Given exercise
Retype each record shown below, leaving every character as it is.

Recorded data
»»
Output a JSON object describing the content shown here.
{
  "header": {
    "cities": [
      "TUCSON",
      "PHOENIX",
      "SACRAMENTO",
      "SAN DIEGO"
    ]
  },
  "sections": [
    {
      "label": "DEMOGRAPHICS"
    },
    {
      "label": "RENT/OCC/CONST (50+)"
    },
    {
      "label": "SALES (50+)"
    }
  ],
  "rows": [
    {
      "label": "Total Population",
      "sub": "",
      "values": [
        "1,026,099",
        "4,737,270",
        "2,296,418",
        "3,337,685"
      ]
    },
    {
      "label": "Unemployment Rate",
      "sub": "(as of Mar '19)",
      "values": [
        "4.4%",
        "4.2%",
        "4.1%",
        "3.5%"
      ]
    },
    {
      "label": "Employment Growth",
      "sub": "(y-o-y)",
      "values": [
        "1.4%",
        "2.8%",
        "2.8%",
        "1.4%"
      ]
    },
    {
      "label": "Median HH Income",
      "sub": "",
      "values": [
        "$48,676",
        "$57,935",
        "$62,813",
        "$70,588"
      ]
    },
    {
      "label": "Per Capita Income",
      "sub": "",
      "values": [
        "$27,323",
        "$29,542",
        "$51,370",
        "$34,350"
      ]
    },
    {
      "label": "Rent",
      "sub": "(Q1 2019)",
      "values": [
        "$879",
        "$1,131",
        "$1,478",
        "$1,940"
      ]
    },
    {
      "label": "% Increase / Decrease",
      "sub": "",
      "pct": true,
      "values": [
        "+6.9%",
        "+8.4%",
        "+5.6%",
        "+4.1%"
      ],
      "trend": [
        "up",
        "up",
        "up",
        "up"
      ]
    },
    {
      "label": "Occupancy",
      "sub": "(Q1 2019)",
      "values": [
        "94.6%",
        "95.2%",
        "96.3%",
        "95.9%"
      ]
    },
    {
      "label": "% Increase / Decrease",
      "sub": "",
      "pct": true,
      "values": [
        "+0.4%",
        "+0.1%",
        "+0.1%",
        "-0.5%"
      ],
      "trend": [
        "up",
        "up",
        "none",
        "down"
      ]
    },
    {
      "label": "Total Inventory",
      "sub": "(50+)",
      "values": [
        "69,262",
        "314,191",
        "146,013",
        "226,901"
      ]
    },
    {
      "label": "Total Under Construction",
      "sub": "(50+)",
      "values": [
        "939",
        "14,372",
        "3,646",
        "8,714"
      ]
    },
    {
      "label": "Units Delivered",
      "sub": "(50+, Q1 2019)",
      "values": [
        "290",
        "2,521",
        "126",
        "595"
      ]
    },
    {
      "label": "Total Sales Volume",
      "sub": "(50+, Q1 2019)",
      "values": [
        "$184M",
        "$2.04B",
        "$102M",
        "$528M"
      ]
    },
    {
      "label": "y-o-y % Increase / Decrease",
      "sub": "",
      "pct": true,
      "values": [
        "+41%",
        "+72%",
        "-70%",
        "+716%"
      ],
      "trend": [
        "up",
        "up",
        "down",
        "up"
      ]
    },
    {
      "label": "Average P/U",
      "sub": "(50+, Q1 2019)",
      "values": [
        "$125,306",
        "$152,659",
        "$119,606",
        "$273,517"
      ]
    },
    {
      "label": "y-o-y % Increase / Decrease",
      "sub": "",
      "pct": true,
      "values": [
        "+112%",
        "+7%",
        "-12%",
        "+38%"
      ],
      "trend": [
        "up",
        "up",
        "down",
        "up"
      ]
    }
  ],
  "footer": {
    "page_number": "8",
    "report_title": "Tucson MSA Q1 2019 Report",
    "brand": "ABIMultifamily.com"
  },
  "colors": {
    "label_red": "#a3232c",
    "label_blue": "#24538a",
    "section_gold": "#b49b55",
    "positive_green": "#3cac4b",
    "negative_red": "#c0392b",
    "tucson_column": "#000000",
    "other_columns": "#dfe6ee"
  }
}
««
Result for this exercise
Output a JSON object describing the content shown here.
{
  "header": {
    "cities": [
      "TUCSON",
      "PHOENIX",
      "SACRAMENTO",
      "SAN DIEGO"
    ]
  },
  "sections": [
    {
      "label": "DEMOGRAPHICS"
    },
    {
      "label": "RENT/OCC/CONST (50+)"
    },
    {
      "label": "SALES (50+)"
    }
  ],
  "rows": [
    {
      "label": "Total Population",
      "sub": "",
      "values": [
        "1,026,099",
        "4,737,270",
        "2,296,418",
        "3,337,685"
      ]
    },
    {
      "label": "Unemployment Rate",
      "sub": "(as of Mar '19)",
      "values": [
        "4.4%",
        "4.2%",
        "4.1%",
        "3.5%"
      ]
    },
    {
      "label": "Employment Growth",
      "sub": "(y-o-y)",
      "values": [
        "1.4%",
        "2.8%",
        "2.8%",
        "1.4%"
      ]
    },
    {
      "label": "Median HH Income",
      "sub": "",
      "values": [
        "$48,676",
        "$57,935",
        "$62,813",
        "$70,588"
      ]
    },
    {
      "label": "Per Capita Income",
      "sub": "",
      "values": [
        "$27,323",
        "$29,542",
        "$51,370",
        "$34,350"
      ]
    },
    {
      "label": "Rent",
      "sub": "(Q1 2019)",
      "values": [
        "$879",
        "$1,131",
        "$1,478",
        "$1,940"
      ]
    },
    {
      "label": "% Increase / Decrease",
      "sub": "",
      "pct": true,
      "values": [
        "+6.9%",
        "+8.4%",
        "+5.6%",
        "+4.1%"
      ],
      "trend": [
        "up",
        "up",
        "up",
        "up"
      ]
    },
    {
      "label": "Occupancy",
      "sub": "(Q1 2019)",
      "values": [
        "94.6%",
        "95.2%",
        "96.3%",
        "95.9%"
      ]
    },
    {
      "label": "% Increase / Decrease",
      "sub": "",
      "pct": true,
      "values": [
        "+0.4%",
        "+0.1%",
        "+0.1%",
        "-0.5%"
      ],
      "trend": [
        "up",
        "up",
        "none",
        "down"
      ]
    },
    {
      "label": "Total Inventory",
      "sub": "(50+)",
      "values": [
        "69,262",
        "314,191",
        "146,013",
        "226,901"
      ]
    },
    {
      "label": "Total Under Construction",
      "sub": "(50+)",
      "values": [
        "939",
        "14,372",
        "3,646",
        "8,714"
      ]
    },
    {
      "label": "Units Delivered",
      "sub": "(50+, Q1 2019)",
      "values": [
        "290",
        "2,521",
        "126",
        "595"
      ]
    },
    {
      "label": "Total Sales Volume",
      "sub": "(50+, Q1 2019)",
      "values": [
        "$184M",
        "$2.04B",
        "$102M",
        "$528M"
      ]
    },
    {
      "label": "y-o-y % Increase / Decrease",
      "sub": "",
      "pct": true,
      "values": [
        "+41%",
        "+72%",
        "-70%",
        "+716%"
      ],
      "trend": [
        "up",
        "up",
        "down",
        "up"
      ]
    },
    {
      "label": "Average P/U",
      "sub": "(50+, Q1 2019)",
      "values": [
        "$125,306",
        "$152,659",
        "$119,606",
        "$273,517"
      ]
    },
    {
      "label": "y-o-y % Increase / Decrease",
      "sub": "",
      "pct": true,
      "values": [
        "+112%",
        "+7%",
        "-12%",
        "+38%"
      ],
      "trend": [
        "up",
        "up",
        "down",
        "up"
      ]
    }
  ],
  "footer": {
    "page_number": "8",
    "report_title": "Tucson MSA Q1 2019 Report",
    "brand": "ABIMultifamily.com"
  },
  "colors": {
    "label_red": "#a3232c",
    "label_blue": "#24538a",
    "section_gold": "#b49b55",
    "positive_green": "#3cac4b",
    "negative_red": "#c0392b",
    "tucson_column": "#000000",
    "other_columns": "#dfe6ee"
  }
}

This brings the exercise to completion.